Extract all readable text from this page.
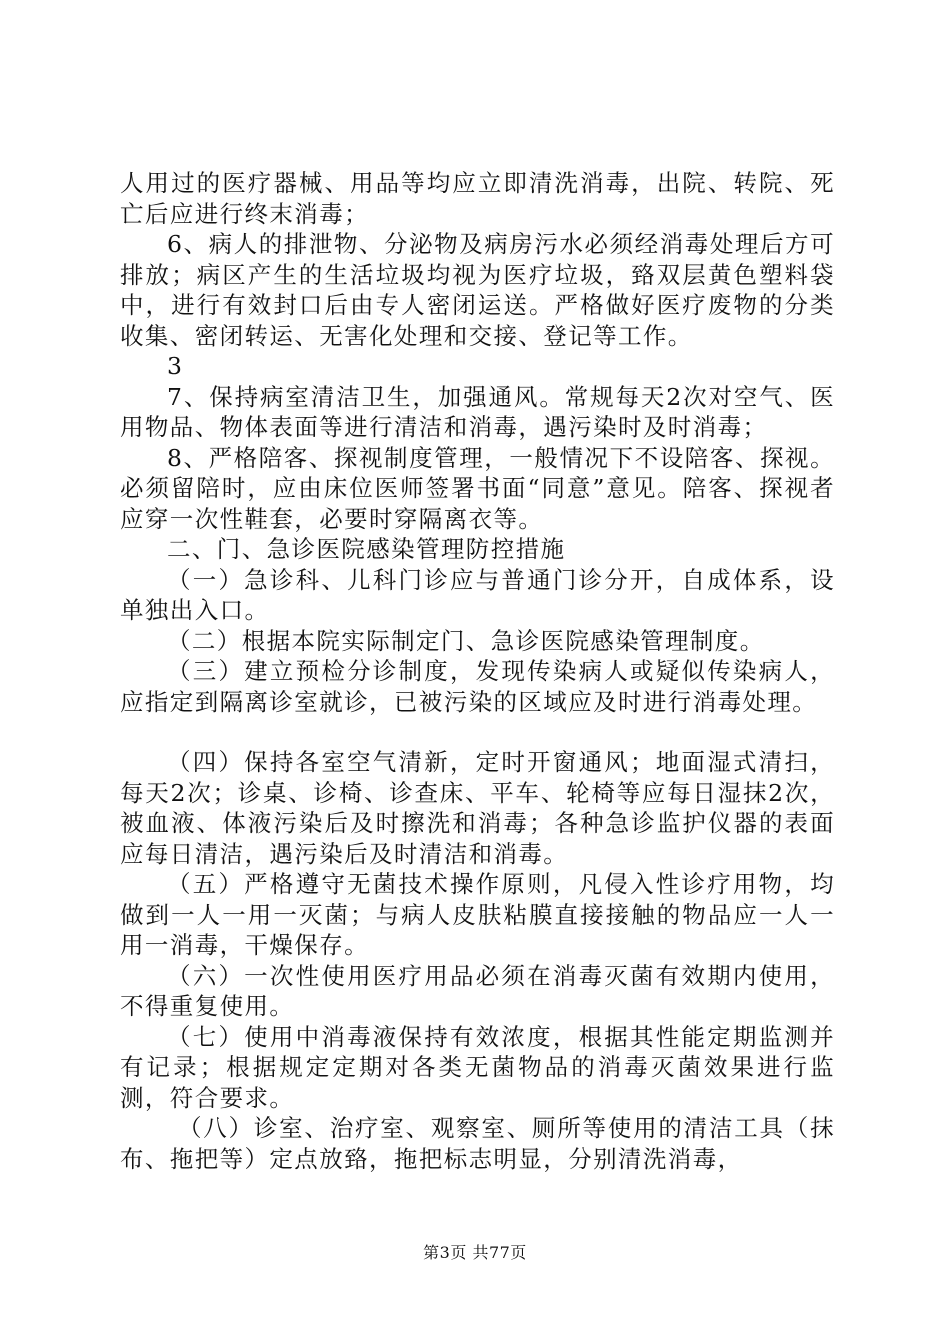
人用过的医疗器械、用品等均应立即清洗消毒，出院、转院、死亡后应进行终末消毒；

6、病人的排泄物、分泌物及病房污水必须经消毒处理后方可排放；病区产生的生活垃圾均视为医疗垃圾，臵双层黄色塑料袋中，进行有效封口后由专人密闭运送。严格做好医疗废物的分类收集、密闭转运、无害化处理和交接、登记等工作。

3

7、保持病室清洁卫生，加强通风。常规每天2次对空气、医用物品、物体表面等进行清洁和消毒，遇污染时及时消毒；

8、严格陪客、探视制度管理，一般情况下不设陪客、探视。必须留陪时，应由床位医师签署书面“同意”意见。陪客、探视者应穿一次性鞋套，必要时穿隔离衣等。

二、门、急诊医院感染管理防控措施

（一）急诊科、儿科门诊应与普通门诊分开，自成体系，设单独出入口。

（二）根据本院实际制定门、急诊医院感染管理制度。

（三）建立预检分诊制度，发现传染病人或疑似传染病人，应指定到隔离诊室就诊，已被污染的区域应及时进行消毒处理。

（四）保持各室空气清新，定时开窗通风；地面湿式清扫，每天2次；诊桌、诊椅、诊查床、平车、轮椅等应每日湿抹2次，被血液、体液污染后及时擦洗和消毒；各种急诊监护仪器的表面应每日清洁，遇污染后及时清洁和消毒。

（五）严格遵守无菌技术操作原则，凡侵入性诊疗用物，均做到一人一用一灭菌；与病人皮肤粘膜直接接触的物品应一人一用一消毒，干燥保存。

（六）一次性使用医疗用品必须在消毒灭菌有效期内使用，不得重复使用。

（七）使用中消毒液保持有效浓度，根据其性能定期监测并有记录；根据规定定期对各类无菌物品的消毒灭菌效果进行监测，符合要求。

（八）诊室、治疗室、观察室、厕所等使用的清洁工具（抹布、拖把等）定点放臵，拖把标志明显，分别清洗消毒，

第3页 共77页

++++++++

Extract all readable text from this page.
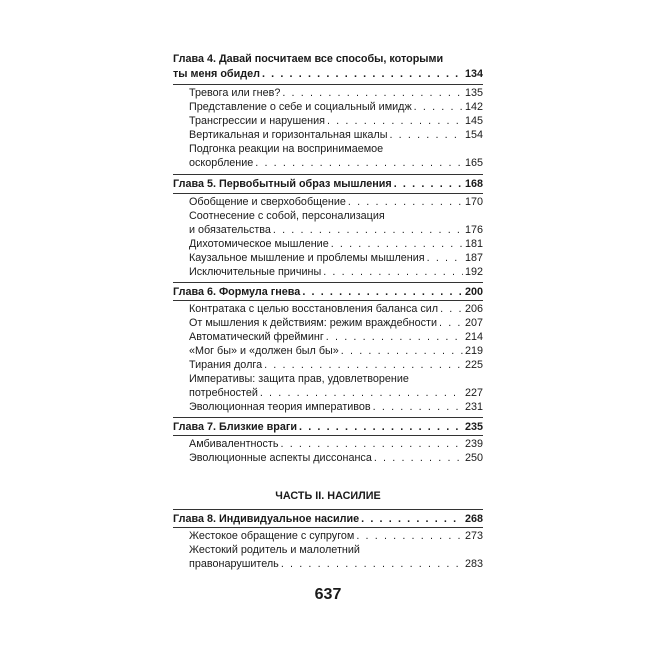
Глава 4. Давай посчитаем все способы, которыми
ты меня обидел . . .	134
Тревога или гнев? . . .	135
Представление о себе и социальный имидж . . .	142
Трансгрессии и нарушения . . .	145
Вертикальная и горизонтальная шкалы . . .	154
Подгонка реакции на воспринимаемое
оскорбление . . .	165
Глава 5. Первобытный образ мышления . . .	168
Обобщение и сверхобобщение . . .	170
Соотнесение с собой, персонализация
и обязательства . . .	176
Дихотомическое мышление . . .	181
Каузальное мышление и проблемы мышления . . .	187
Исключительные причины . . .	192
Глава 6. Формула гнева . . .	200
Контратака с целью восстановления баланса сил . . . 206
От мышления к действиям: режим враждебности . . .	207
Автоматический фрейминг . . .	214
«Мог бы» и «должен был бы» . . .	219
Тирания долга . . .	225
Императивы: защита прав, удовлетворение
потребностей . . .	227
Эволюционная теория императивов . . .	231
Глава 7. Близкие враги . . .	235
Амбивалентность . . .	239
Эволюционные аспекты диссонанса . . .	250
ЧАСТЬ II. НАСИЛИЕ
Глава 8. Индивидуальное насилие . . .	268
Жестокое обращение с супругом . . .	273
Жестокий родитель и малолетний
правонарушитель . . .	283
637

++++++++

What you should do:
Find every line that has "мышления" in it, then return those lines.

Written response:
Глава 5. Первобытный образ мышления . . .	168
Каузальное мышление и проблемы мышления . . .	187
От мышления к действиям: режим враждебности . . .	207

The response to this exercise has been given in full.